(Element position data)
= = = = =
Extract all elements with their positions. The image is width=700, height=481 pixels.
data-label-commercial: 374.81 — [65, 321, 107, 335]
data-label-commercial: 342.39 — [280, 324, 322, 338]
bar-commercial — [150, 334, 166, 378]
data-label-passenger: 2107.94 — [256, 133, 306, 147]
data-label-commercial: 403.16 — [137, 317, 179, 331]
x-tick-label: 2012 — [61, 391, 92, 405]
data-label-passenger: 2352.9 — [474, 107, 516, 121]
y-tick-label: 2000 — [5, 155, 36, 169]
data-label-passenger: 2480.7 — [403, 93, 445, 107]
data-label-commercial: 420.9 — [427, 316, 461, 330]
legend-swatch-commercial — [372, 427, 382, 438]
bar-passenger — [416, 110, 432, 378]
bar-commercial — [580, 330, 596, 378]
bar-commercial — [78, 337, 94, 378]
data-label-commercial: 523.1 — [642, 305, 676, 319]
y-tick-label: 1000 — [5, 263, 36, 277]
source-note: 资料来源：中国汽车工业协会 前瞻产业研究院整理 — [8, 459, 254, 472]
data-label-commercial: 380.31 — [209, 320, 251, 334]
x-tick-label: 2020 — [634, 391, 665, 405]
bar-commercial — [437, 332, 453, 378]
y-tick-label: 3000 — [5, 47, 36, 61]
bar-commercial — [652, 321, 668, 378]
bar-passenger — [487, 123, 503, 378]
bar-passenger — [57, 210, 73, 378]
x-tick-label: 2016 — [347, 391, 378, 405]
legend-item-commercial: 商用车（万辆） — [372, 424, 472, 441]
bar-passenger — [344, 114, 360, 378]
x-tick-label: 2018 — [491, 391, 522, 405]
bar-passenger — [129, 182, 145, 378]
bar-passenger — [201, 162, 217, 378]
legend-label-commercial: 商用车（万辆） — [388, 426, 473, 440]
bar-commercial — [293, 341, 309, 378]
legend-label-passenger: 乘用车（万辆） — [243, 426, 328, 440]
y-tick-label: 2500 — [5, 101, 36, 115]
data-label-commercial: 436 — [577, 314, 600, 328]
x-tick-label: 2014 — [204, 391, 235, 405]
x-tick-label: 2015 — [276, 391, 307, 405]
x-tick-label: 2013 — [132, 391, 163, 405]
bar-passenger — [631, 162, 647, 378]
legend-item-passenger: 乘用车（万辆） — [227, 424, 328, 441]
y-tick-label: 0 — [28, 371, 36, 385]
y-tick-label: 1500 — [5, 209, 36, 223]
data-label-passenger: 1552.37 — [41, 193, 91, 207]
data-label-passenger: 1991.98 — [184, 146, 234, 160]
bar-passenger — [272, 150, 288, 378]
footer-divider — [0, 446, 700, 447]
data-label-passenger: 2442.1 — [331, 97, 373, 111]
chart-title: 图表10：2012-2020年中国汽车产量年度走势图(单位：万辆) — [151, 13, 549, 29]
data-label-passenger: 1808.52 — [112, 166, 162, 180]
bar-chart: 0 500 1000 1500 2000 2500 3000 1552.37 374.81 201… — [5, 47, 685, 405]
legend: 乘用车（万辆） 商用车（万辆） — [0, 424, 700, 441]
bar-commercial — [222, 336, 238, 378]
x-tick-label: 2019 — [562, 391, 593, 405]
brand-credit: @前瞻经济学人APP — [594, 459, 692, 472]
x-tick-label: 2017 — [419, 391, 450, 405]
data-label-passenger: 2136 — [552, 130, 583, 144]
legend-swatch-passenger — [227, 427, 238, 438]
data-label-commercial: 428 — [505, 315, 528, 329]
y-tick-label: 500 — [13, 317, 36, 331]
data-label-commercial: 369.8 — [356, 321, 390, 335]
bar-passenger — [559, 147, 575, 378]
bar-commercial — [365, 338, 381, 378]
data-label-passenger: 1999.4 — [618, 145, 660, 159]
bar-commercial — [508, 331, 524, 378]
= = = = =
- _Goal_: Reproduce verbatim every line from the beginning of the records through the line that contains "data-label-passenger: 2352.9 —", including that line.

- _Exercise output_:
Extract all elements with their positions. The image is width=700, height=481 pixels.
data-label-commercial: 374.81 — [65, 321, 107, 335]
data-label-commercial: 342.39 — [280, 324, 322, 338]
bar-commercial — [150, 334, 166, 378]
data-label-passenger: 2107.94 — [256, 133, 306, 147]
data-label-commercial: 403.16 — [137, 317, 179, 331]
x-tick-label: 2012 — [61, 391, 92, 405]
data-label-passenger: 2352.9 — [474, 107, 516, 121]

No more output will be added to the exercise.